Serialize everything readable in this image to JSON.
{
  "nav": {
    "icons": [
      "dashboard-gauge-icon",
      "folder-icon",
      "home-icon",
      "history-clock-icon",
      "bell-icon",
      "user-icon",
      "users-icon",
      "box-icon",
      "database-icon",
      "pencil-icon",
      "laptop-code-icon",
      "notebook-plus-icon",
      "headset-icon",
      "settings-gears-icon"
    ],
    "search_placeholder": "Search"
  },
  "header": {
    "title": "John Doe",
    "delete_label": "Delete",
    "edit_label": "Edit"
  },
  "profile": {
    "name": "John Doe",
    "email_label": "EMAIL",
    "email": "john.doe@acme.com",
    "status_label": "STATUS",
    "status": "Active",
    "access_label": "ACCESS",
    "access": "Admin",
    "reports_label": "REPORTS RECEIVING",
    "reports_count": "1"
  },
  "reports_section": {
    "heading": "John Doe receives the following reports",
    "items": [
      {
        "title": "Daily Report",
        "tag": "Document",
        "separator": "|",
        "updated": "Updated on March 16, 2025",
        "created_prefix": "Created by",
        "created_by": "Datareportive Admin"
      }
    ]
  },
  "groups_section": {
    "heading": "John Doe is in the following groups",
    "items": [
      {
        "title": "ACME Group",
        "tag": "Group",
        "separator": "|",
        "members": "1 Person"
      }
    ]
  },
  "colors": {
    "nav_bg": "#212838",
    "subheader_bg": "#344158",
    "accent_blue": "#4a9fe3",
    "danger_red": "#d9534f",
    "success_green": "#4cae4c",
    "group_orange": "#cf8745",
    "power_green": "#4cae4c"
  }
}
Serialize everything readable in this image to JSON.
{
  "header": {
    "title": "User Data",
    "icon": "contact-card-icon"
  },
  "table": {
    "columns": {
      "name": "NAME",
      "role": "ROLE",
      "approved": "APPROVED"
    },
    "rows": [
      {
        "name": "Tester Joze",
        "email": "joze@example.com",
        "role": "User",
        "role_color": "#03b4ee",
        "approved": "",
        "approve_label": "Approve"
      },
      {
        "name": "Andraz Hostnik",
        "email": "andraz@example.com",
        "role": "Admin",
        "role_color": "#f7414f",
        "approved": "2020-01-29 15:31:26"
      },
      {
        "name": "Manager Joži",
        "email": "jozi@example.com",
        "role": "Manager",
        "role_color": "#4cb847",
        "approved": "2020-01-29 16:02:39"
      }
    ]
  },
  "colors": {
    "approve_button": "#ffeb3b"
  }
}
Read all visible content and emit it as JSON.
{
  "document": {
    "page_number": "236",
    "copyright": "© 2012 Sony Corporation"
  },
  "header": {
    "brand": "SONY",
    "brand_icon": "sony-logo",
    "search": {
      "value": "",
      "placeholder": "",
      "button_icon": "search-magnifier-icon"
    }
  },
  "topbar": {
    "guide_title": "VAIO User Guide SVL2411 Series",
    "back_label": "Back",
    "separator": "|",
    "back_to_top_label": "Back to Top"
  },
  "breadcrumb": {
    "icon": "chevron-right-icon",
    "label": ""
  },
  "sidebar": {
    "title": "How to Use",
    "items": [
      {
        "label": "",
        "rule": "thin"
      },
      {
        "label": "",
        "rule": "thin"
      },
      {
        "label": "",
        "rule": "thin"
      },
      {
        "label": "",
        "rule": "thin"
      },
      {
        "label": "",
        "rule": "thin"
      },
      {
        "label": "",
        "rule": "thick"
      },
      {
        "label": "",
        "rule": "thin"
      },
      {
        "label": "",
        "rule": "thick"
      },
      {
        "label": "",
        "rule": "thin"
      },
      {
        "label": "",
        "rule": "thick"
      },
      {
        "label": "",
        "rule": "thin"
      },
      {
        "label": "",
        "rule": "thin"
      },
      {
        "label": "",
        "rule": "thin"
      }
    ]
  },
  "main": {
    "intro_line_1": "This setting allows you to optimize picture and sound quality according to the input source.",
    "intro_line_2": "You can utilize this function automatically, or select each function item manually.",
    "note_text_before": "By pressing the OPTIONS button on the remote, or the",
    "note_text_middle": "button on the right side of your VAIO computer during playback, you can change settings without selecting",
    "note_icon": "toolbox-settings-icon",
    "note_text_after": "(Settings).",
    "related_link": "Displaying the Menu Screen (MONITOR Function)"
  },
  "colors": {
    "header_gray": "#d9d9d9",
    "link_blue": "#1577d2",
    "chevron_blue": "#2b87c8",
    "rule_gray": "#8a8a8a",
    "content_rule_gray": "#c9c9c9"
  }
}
+===+
WHAT TO WORK ON.
From the records above, extract every line exactly as it stands.

EXERCISE SOLUTION.
Serialize everything readable in this image to JSON.
{
  "nav": {
    "icons": [
      "dashboard-gauge-icon",
      "folder-icon",
      "home-icon",
      "history-clock-icon",
      "bell-icon",
      "user-icon",
      "users-icon",
      "box-icon",
      "database-icon",
      "pencil-icon",
      "laptop-code-icon",
      "notebook-plus-icon",
      "headset-icon",
      "settings-gears-icon"
    ],
    "search_placeholder": "Search"
  },
  "header": {
    "title": "John Doe",
    "delete_label": "Delete",
    "edit_label": "Edit"
  },
  "profile": {
    "name": "John Doe",
    "email_label": "EMAIL",
    "email": "john.doe@acme.com",
    "status_label": "STATUS",
    "status": "Active",
    "access_label": "ACCESS",
    "access": "Admin",
    "reports_label": "REPORTS RECEIVING",
    "reports_count": "1"
  },
  "reports_section": {
    "heading": "John Doe receives the following reports",
    "items": [
      {
        "title": "Daily Report",
        "tag": "Document",
        "separator": "|",
        "updated": "Updated on March 16, 2025",
        "created_prefix": "Created by",
        "created_by": "Datareportive Admin"
      }
    ]
  },
  "groups_section": {
    "heading": "John Doe is in the following groups",
    "items": [
      {
        "title": "ACME Group",
        "tag": "Group",
        "separator": "|",
        "members": "1 Person"
      }
    ]
  },
  "colors": {
    "nav_bg": "#212838",
    "subheader_bg": "#344158",
    "accent_blue": "#4a9fe3",
    "danger_red": "#d9534f",
    "success_green": "#4cae4c",
    "group_orange": "#cf8745",
    "power_green": "#4cae4c"
  }
}
Serialize everything readable in this image to JSON.
{
  "header": {
    "title": "User Data",
    "icon": "contact-card-icon"
  },
  "table": {
    "columns": {
      "name": "NAME",
      "role": "ROLE",
      "approved": "APPROVED"
    },
    "rows": [
      {
        "name": "Tester Joze",
        "email": "joze@example.com",
        "role": "User",
        "role_color": "#03b4ee",
        "approved": "",
        "approve_label": "Approve"
      },
      {
        "name": "Andraz Hostnik",
        "email": "andraz@example.com",
        "role": "Admin",
        "role_color": "#f7414f",
        "approved": "2020-01-29 15:31:26"
      },
      {
        "name": "Manager Joži",
        "email": "jozi@example.com",
        "role": "Manager",
        "role_color": "#4cb847",
        "approved": "2020-01-29 16:02:39"
      }
    ]
  },
  "colors": {
    "approve_button": "#ffeb3b"
  }
}
Read all visible content and emit it as JSON.
{
  "document": {
    "page_number": "236",
    "copyright": "© 2012 Sony Corporation"
  },
  "header": {
    "brand": "SONY",
    "brand_icon": "sony-logo",
    "search": {
      "value": "",
      "placeholder": "",
      "button_icon": "search-magnifier-icon"
    }
  },
  "topbar": {
    "guide_title": "VAIO User Guide SVL2411 Series",
    "back_label": "Back",
    "separator": "|",
    "back_to_top_label": "Back to Top"
  },
  "breadcrumb": {
    "icon": "chevron-right-icon",
    "label": ""
  },
  "sidebar": {
    "title": "How to Use",
    "items": [
      {
        "label": "",
        "rule": "thin"
      },
      {
        "label": "",
        "rule": "thin"
      },
      {
        "label": "",
        "rule": "thin"
      },
      {
        "label": "",
        "rule": "thin"
      },
      {
        "label": "",
        "rule": "thin"
      },
      {
        "label": "",
        "rule": "thick"
      },
      {
        "label": "",
        "rule": "thin"
      },
      {
        "label": "",
        "rule": "thick"
      },
      {
        "label": "",
        "rule": "thin"
      },
      {
        "label": "",
        "rule": "thick"
      },
      {
        "label": "",
        "rule": "thin"
      },
      {
        "label": "",
        "rule": "thin"
      },
      {
        "label": "",
        "rule": "thin"
      }
    ]
  },
  "main": {
    "intro_line_1": "This setting allows you to optimize picture and sound quality according to the input source.",
    "intro_line_2": "You can utilize this function automatically, or select each function item manually.",
    "note_text_before": "By pressing the OPTIONS button on the remote, or the",
    "note_text_middle": "button on the right side of your VAIO computer during playback, you can change settings without selecting",
    "note_icon": "toolbox-settings-icon",
    "note_text_after": "(Settings).",
    "related_link": "Displaying the Menu Screen (MONITOR Function)"
  },
  "colors": {
    "header_gray": "#d9d9d9",
    "link_blue": "#1577d2",
    "chevron_blue": "#2b87c8",
    "rule_gray": "#8a8a8a",
    "content_rule_gray": "#c9c9c9"
  }
}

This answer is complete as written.